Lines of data
-------------------------
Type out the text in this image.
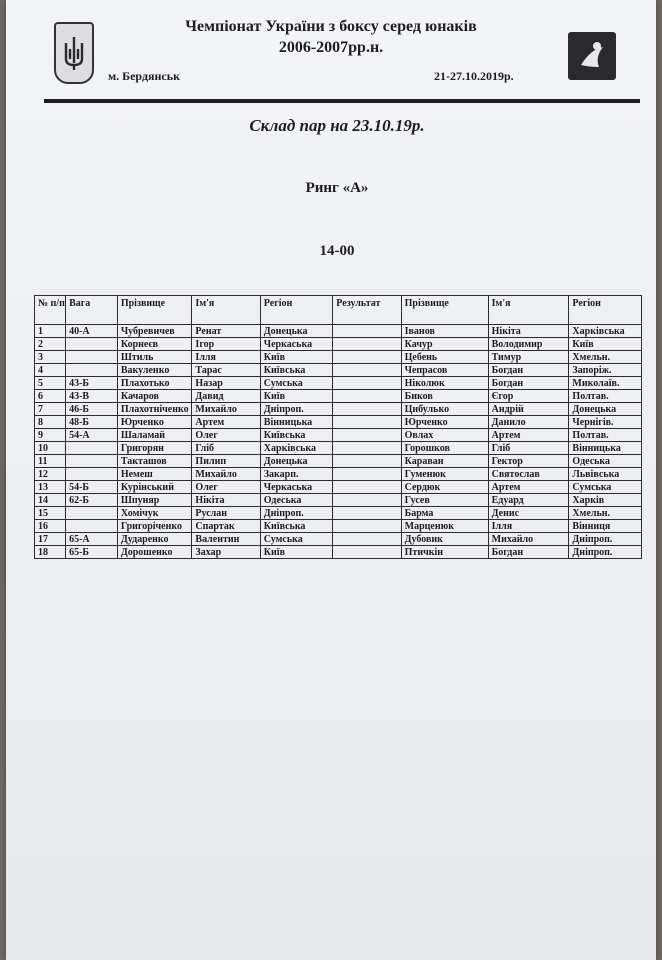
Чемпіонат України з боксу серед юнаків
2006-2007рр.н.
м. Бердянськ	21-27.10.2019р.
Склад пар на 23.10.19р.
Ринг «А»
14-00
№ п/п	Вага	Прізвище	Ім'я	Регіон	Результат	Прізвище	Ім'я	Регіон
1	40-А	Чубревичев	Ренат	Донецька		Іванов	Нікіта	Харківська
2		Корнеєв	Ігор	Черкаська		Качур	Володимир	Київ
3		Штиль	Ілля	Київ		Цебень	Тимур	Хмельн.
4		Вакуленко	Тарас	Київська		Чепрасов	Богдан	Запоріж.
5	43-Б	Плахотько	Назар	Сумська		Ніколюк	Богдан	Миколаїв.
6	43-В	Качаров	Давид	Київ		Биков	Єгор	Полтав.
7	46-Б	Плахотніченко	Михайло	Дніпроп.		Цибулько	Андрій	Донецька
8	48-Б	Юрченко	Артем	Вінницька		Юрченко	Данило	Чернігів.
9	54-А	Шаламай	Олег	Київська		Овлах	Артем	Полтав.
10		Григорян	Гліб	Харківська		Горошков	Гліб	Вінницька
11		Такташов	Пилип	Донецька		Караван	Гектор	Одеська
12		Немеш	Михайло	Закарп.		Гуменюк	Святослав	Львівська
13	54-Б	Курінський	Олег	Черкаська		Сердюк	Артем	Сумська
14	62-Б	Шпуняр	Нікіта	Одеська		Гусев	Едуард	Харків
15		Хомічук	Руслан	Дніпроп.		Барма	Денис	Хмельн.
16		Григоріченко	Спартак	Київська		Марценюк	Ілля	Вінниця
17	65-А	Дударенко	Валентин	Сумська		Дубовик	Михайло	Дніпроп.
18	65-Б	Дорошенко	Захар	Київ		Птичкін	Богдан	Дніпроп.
-------------------------
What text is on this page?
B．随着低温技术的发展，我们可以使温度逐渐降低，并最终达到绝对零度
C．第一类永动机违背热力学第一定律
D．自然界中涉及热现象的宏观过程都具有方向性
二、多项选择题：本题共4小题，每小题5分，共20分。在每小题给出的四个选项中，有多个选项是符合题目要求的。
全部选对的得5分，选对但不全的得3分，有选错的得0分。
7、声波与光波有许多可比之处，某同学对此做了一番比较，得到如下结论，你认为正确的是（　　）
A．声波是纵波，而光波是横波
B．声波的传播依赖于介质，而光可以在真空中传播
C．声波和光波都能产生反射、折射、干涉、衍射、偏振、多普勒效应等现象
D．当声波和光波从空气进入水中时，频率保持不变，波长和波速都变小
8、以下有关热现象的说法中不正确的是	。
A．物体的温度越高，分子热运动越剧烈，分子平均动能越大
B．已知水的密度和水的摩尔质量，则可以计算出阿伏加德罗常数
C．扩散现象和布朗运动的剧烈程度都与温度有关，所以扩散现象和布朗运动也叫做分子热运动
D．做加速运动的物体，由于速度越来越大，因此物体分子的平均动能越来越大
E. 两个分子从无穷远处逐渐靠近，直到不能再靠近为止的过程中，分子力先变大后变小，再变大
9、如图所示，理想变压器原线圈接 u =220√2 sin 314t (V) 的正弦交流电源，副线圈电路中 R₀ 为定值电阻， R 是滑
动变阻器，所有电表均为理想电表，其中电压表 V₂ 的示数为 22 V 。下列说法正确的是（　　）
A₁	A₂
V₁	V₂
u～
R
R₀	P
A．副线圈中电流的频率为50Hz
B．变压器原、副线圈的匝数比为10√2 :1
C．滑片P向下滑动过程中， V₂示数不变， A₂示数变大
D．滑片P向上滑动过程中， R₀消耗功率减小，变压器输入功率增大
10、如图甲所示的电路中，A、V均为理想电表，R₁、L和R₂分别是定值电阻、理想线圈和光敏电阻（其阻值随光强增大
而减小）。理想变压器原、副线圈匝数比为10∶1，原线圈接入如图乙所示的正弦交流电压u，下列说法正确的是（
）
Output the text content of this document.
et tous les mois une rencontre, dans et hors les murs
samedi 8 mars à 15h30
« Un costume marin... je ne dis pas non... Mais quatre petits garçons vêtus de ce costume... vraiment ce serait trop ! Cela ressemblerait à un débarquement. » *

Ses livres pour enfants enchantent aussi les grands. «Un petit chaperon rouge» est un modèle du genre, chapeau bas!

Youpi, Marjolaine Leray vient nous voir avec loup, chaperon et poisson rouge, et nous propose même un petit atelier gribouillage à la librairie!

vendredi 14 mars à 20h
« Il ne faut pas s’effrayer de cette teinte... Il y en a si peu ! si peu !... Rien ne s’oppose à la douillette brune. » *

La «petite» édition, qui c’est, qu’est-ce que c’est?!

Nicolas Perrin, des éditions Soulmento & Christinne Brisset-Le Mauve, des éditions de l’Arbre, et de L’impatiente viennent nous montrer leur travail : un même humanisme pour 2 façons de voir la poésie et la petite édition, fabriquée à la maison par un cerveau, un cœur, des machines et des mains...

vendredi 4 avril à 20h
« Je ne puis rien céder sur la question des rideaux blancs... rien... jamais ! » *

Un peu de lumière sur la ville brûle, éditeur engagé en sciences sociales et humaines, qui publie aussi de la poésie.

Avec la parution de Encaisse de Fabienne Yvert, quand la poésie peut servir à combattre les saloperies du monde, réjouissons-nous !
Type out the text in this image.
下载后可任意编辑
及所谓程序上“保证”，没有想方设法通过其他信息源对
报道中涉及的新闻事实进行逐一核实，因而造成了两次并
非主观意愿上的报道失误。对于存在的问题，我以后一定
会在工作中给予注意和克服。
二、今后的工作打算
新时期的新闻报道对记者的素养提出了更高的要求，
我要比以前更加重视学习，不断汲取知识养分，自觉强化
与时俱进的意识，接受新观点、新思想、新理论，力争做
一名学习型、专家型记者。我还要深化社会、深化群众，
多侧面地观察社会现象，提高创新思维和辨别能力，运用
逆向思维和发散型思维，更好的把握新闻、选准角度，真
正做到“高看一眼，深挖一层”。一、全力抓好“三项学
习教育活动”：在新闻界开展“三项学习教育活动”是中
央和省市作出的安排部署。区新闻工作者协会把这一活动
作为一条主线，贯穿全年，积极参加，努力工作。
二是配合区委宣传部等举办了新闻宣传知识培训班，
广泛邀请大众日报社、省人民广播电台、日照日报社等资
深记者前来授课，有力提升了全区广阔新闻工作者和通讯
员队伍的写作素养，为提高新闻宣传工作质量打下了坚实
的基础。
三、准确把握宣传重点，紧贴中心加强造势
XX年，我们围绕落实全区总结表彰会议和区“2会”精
-------------------------
Prompt: Write out each line of the data that holds the string "Полтав".

Task result:
6	43-В	Качаров	Давид	Київ		Биков	Єгор	Полтав.
9	54-А	Шаламай	Олег	Київська		Овлах	Артем	Полтав.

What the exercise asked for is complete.